> **REQUIRED WORK**
List each line holding the string "this".

========================================================================

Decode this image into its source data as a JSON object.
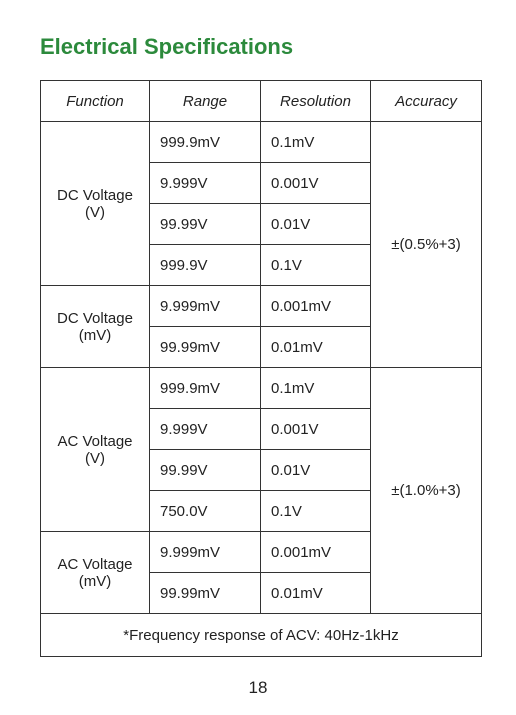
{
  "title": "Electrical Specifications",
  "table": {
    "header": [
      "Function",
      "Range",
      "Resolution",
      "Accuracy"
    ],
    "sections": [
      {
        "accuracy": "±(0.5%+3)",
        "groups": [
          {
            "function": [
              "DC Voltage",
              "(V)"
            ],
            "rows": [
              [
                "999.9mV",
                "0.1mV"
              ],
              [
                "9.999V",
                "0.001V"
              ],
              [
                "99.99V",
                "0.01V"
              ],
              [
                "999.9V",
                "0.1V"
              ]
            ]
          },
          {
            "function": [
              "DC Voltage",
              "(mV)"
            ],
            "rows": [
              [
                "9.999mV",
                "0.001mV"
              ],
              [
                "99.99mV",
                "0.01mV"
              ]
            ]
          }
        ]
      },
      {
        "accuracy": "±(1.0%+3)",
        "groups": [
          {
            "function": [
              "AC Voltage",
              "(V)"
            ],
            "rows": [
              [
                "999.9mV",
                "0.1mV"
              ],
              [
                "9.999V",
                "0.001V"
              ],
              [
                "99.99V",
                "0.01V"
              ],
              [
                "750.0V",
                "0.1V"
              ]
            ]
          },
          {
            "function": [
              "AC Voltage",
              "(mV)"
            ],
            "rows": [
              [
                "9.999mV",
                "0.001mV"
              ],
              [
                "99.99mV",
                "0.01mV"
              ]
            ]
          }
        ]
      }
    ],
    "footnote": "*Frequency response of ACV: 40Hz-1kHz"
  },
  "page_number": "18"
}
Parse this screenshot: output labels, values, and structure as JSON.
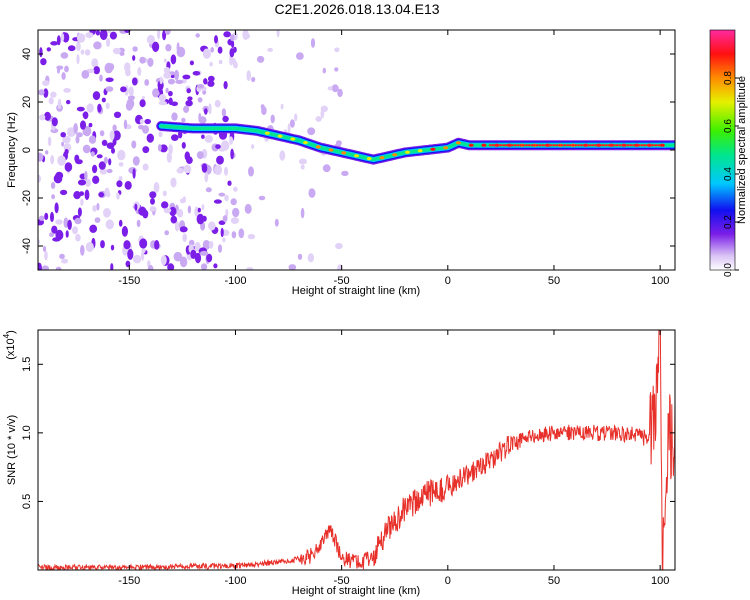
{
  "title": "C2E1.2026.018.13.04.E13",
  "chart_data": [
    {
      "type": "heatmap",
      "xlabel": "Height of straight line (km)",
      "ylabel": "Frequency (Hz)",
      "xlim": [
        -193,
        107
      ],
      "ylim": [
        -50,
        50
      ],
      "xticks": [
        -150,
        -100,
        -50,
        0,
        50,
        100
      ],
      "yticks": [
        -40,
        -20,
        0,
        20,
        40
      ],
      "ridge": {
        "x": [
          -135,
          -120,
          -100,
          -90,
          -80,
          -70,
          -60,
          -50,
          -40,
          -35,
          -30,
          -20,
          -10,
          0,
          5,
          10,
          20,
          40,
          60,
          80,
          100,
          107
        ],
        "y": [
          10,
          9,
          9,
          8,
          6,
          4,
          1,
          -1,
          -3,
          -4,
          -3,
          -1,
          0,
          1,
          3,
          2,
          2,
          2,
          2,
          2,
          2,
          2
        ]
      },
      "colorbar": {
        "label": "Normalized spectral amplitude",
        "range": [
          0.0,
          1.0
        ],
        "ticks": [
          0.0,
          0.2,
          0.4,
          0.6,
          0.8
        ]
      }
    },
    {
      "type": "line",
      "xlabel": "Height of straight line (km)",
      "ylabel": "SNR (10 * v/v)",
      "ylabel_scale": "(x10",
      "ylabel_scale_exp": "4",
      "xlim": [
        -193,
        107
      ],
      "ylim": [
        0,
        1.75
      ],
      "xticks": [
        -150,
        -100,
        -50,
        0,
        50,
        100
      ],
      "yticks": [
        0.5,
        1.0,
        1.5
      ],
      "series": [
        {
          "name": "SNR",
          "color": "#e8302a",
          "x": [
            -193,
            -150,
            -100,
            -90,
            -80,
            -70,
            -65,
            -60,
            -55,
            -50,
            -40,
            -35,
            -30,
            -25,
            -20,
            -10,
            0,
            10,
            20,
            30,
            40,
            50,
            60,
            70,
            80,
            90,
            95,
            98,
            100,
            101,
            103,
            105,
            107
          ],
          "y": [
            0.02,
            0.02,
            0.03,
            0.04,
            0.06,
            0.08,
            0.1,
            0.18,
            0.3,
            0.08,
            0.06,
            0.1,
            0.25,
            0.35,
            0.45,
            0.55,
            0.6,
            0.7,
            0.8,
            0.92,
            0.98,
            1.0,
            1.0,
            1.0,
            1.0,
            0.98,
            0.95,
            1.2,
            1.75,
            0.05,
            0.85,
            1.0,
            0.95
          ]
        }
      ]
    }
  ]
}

========================================================================

> **OUTPUT OF THE EXERCISE**
Decode this image into its source data as a JSON object.
Parse this screenshot: output labels, values, and structure as JSON.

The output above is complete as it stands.